◆ DATASET ENTRIES:

****************************************

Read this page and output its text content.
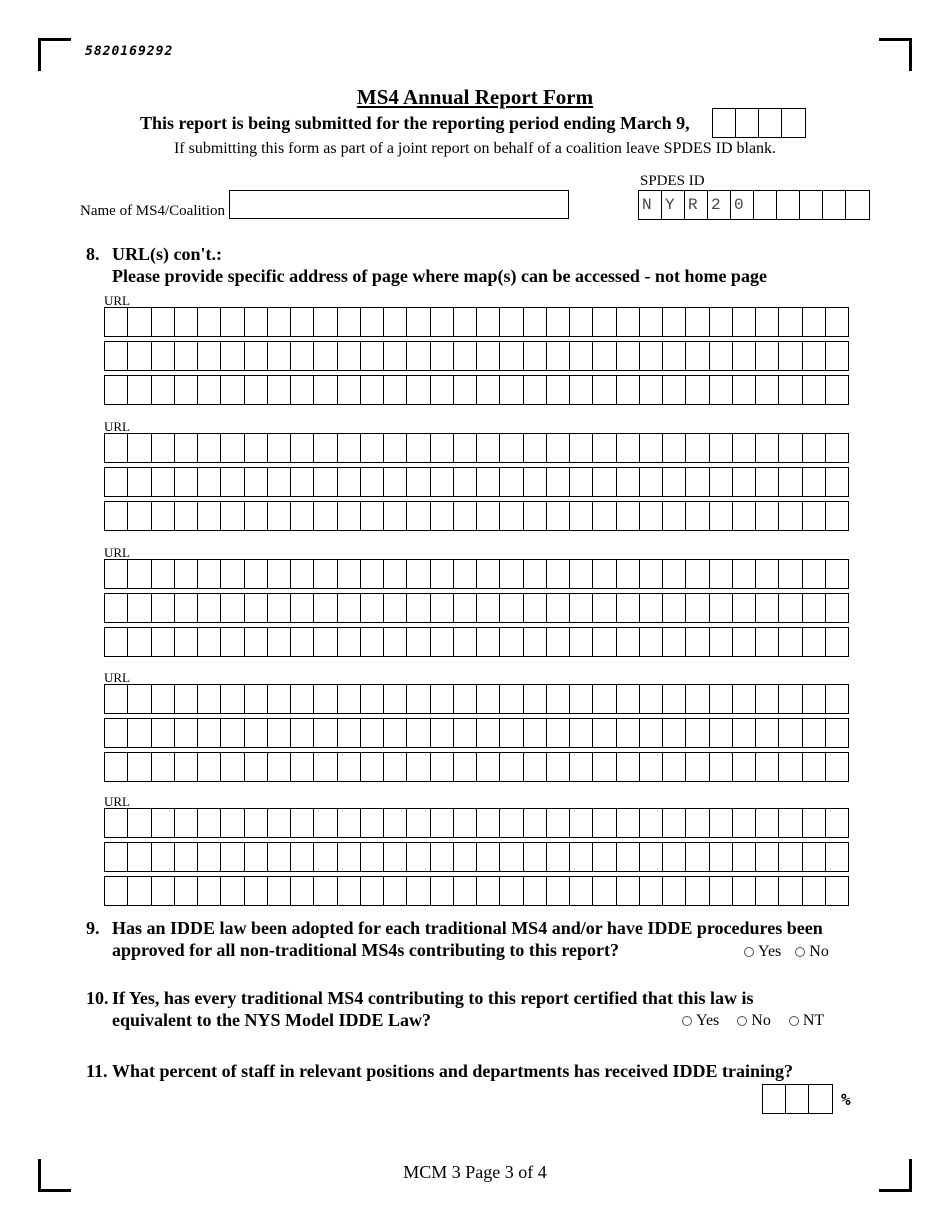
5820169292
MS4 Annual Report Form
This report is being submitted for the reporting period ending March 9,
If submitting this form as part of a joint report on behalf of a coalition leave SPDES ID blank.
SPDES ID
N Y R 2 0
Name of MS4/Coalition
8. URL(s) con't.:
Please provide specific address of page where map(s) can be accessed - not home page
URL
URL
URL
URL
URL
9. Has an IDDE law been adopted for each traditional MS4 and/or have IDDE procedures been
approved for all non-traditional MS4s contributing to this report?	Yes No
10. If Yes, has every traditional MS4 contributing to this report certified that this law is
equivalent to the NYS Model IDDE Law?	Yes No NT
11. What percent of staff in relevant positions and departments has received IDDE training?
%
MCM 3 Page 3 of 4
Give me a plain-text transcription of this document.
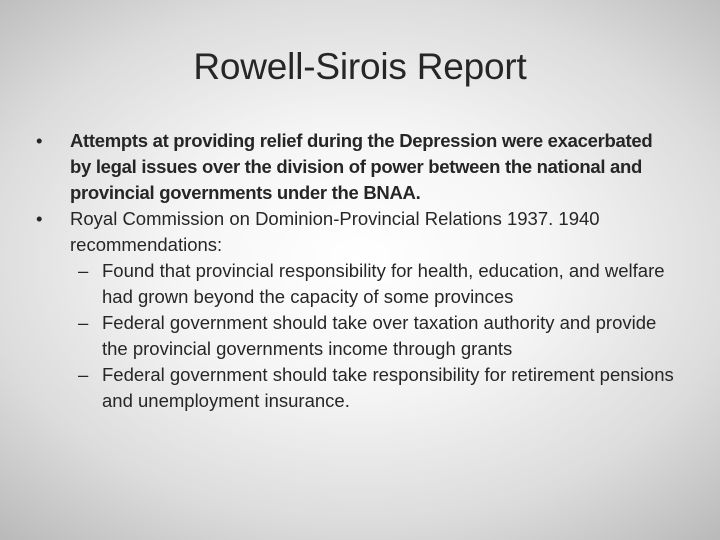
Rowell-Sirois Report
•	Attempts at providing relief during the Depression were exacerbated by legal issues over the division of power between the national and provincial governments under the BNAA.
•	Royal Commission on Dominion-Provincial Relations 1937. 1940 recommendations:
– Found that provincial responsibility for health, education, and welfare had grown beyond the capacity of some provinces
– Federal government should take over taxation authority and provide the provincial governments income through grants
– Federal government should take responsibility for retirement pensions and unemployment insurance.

****************************************

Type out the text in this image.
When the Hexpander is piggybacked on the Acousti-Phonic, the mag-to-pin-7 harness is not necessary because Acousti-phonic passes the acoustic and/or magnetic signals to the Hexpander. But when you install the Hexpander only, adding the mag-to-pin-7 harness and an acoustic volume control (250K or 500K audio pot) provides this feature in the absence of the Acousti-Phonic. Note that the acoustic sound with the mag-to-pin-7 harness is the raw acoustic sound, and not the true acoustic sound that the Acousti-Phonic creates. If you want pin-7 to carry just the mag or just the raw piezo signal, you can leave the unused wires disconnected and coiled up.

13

****************************************

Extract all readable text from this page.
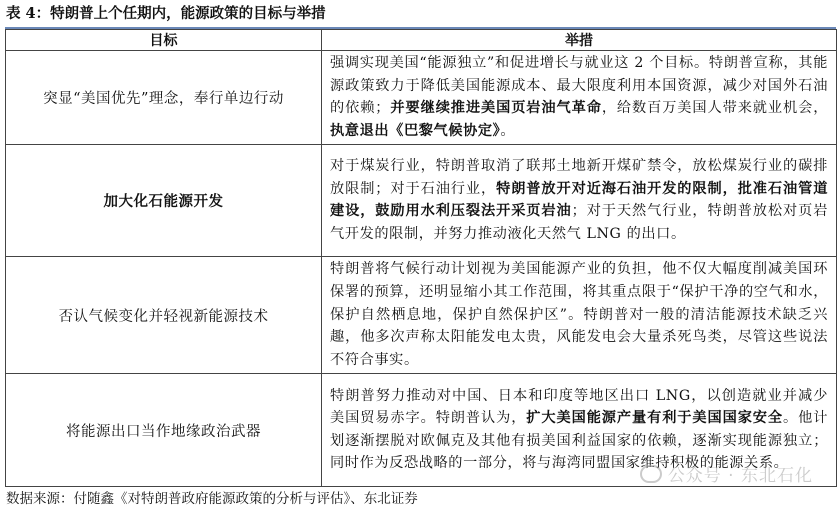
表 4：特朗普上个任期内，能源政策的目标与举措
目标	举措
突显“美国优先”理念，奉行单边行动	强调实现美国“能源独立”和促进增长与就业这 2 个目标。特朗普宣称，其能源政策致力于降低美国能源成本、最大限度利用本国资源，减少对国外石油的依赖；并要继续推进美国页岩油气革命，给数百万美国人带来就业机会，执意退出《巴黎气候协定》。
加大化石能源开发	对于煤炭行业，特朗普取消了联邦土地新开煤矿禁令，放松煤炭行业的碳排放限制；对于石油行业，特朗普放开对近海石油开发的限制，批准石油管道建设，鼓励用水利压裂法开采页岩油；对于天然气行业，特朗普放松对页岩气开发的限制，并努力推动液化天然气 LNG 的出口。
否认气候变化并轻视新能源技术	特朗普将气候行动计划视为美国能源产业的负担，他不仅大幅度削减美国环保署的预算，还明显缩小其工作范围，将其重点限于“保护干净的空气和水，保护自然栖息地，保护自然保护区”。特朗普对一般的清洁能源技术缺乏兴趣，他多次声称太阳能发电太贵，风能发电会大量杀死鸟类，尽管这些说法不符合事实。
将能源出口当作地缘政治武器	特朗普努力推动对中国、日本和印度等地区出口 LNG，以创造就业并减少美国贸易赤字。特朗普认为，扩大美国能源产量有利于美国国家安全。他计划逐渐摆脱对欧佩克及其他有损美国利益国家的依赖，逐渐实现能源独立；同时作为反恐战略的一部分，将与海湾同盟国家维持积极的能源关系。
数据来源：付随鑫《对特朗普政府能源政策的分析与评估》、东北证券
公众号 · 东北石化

****************************************

◆ EXERCISE: Copy each line above that contains the string "take".

◆ RESPONSE TO THIS EXERCISE:
– Federal government should take over taxation authority and provide the provincial governments income through grants
– Federal government should take responsibility for retirement pensions and unemployment insurance.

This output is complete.